Short exercise: Reproduce the data exactly and drop any pictures it holds.

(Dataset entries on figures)

++++++++

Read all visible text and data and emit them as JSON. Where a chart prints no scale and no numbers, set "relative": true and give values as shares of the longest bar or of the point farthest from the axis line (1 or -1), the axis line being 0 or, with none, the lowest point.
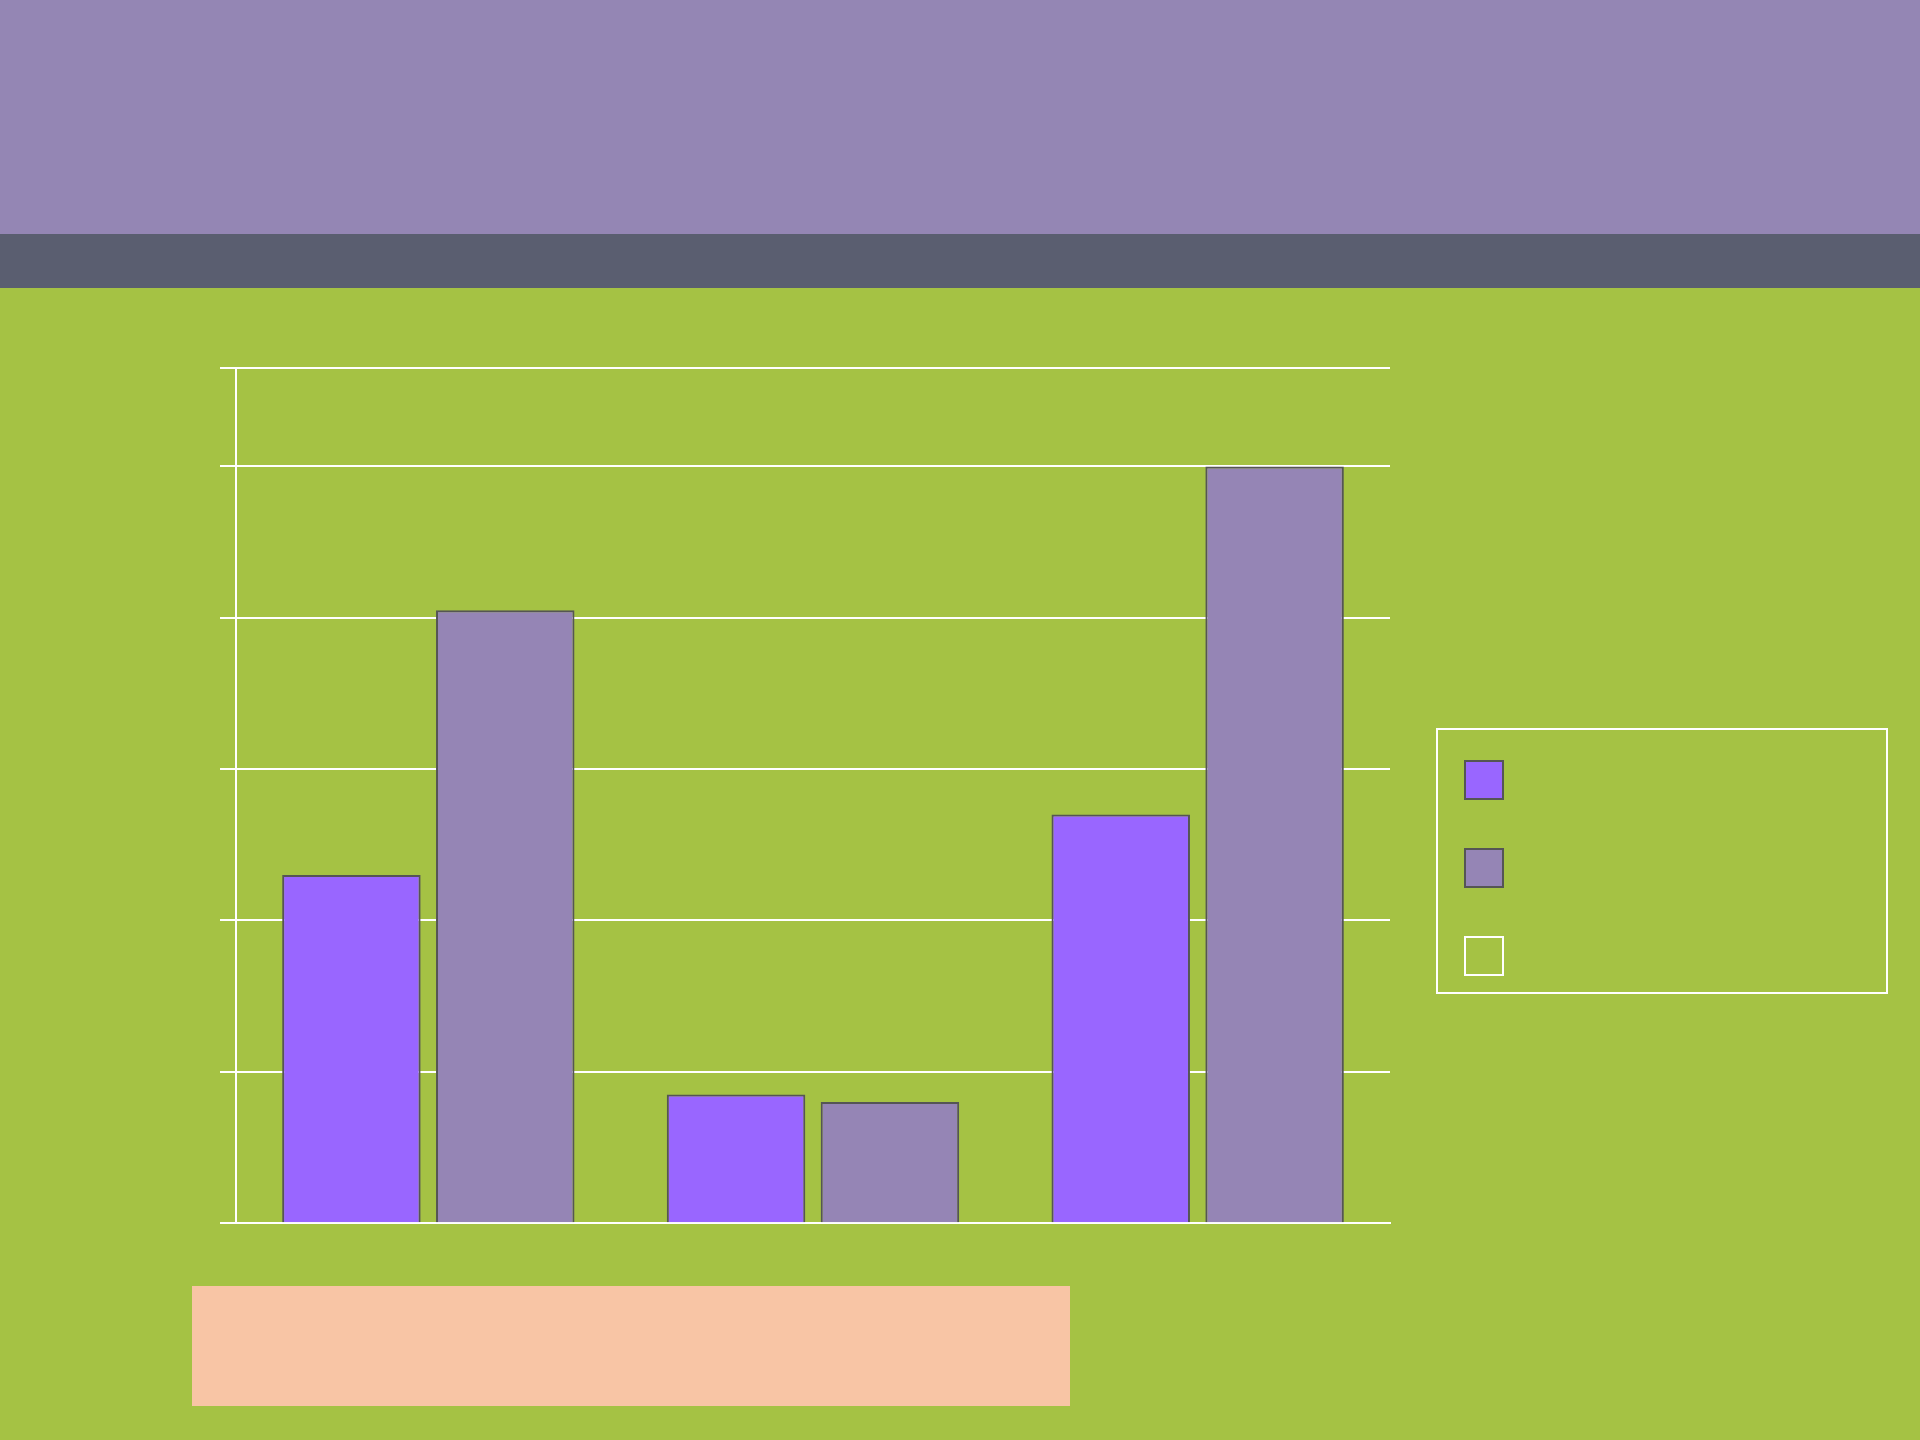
{
  "chart_data": {
    "type": "bar",
    "relative": true,
    "grid": "y",
    "categories": [
      null,
      null,
      null
    ],
    "series": [
      {
        "color": "#9966ff",
        "values": [
          0.46,
          0.17,
          0.54
        ]
      },
      {
        "color": "#9585b5",
        "values": [
          0.81,
          0.16,
          1
        ]
      }
    ]
  }
}
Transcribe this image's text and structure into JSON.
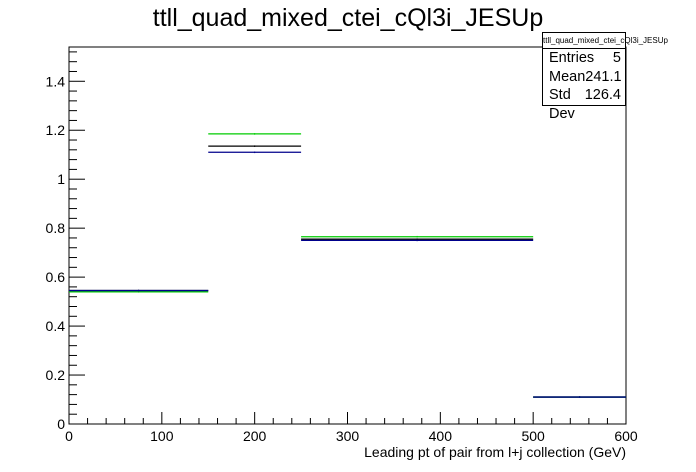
{
  "title": "ttll_quad_mixed_ctei_cQl3i_JESUp",
  "stats": {
    "name": "ttll_quad_mixed_ctei_cQl3i_JESUp",
    "rows": [
      {
        "label": "Entries",
        "value": "5"
      },
      {
        "label": "Mean",
        "value": "241.1"
      },
      {
        "label": "Std Dev",
        "value": "126.4"
      }
    ]
  },
  "chart_data": {
    "type": "histogram",
    "title": "ttll_quad_mixed_ctei_cQl3i_JESUp",
    "xlabel": "Leading pt of pair from l+j collection (GeV)",
    "ylabel": "",
    "xlim": [
      0,
      600
    ],
    "ylim": [
      0,
      1.54
    ],
    "xticks": [
      0,
      100,
      200,
      300,
      400,
      500,
      600
    ],
    "yticks": [
      0,
      0.2,
      0.4,
      0.6,
      0.8,
      1,
      1.2,
      1.4
    ],
    "bin_edges": [
      0,
      150,
      250,
      500,
      600
    ],
    "series": [
      {
        "color": "#000000",
        "values": [
          0.545,
          1.135,
          0.755,
          0.11
        ]
      },
      {
        "color": "#00cc00",
        "values": [
          0.54,
          1.185,
          0.765,
          0.11
        ]
      },
      {
        "color": "#00008b",
        "values": [
          0.545,
          1.11,
          0.75,
          0.11
        ]
      }
    ],
    "grid": false,
    "legend": "none"
  }
}
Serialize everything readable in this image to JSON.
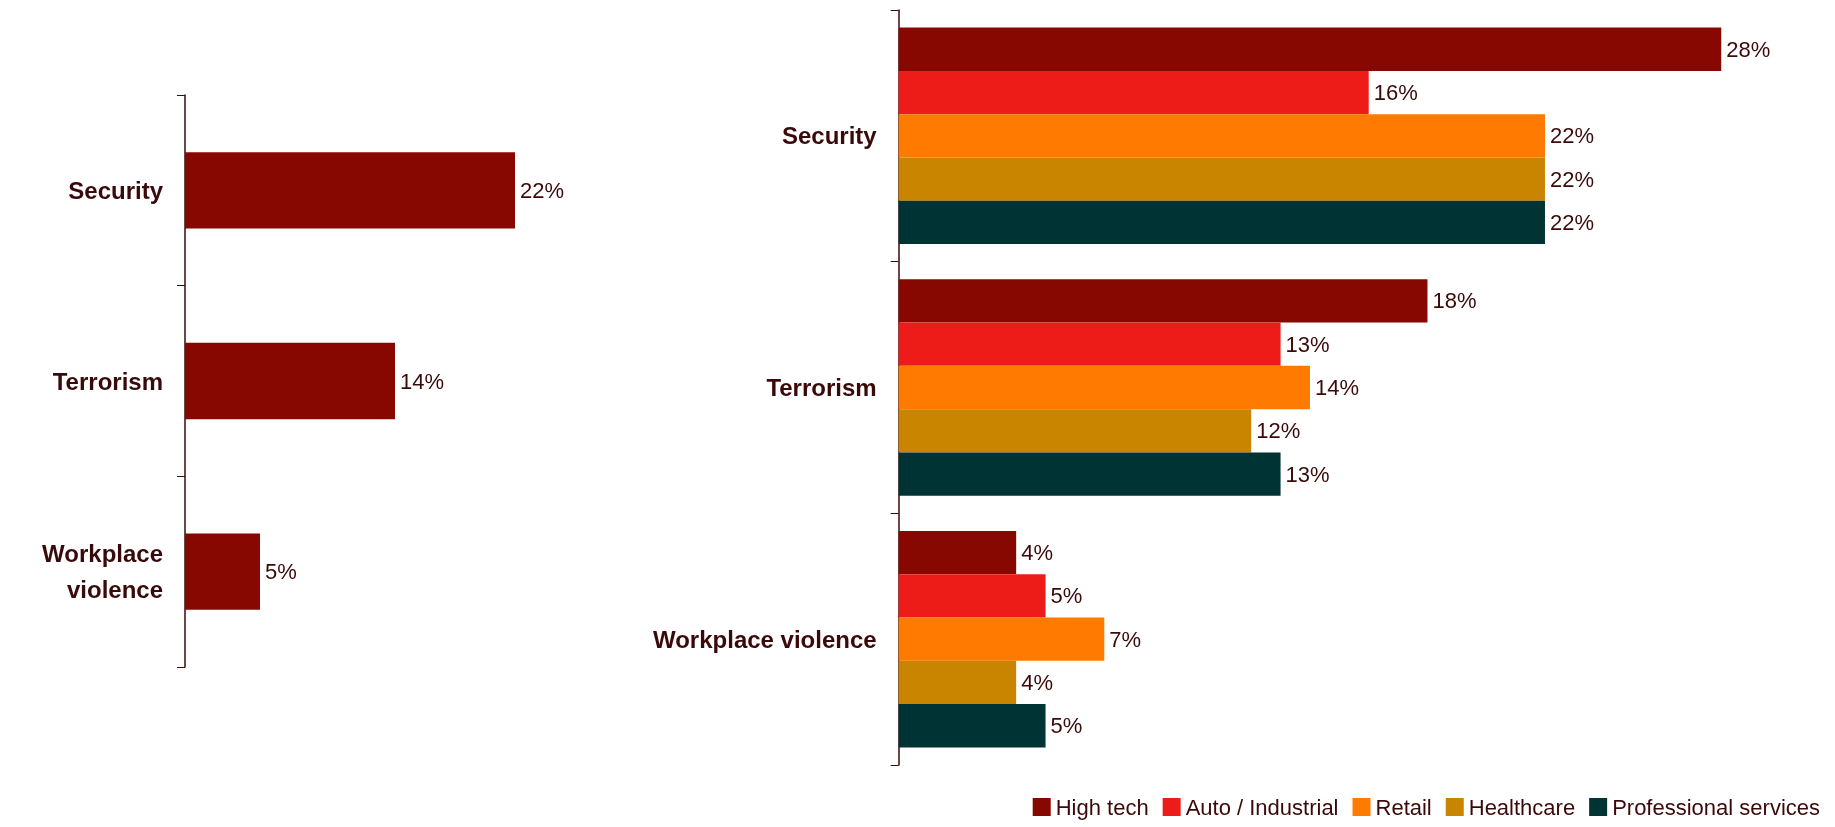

++++++++

Final result:
Read all visible text and data and emit them as JSON. Where a chart prints no scale and no numbers, set "relative": true and give values as shares of the longest bar or of the point farthest from the axis line (1 or -1), the axis line being 0 or, with none, the lowest point.
{
  "chart_data": {
    "type": "bar",
    "relative": true,
    "grid": "y",
    "categories": [
      null,
      null,
      null
    ],
    "series": [
      {
        "color": "#9966ff",
        "values": [
          0.46,
          0.17,
          0.54
        ]
      },
      {
        "color": "#9585b5",
        "values": [
          0.81,
          0.16,
          1
        ]
      }
    ]
  }
}
Transcribe this image's text and structure into JSON.
{
  "title": "ttll_quad_mixed_ctei_cQl3i_JESUp",
  "stats": {
    "name": "ttll_quad_mixed_ctei_cQl3i_JESUp",
    "rows": [
      {
        "label": "Entries",
        "value": "5"
      },
      {
        "label": "Mean",
        "value": "241.1"
      },
      {
        "label": "Std Dev",
        "value": "126.4"
      }
    ]
  },
  "chart_data": {
    "type": "histogram",
    "title": "ttll_quad_mixed_ctei_cQl3i_JESUp",
    "xlabel": "Leading pt of pair from l+j collection (GeV)",
    "ylabel": "",
    "xlim": [
      0,
      600
    ],
    "ylim": [
      0,
      1.54
    ],
    "xticks": [
      0,
      100,
      200,
      300,
      400,
      500,
      600
    ],
    "yticks": [
      0,
      0.2,
      0.4,
      0.6,
      0.8,
      1,
      1.2,
      1.4
    ],
    "bin_edges": [
      0,
      150,
      250,
      500,
      600
    ],
    "series": [
      {
        "color": "#000000",
        "values": [
          0.545,
          1.135,
          0.755,
          0.11
        ]
      },
      {
        "color": "#00cc00",
        "values": [
          0.54,
          1.185,
          0.765,
          0.11
        ]
      },
      {
        "color": "#00008b",
        "values": [
          0.545,
          1.11,
          0.75,
          0.11
        ]
      }
    ],
    "grid": false,
    "legend": "none"
  }
}
Serialize everything readable in this image to JSON.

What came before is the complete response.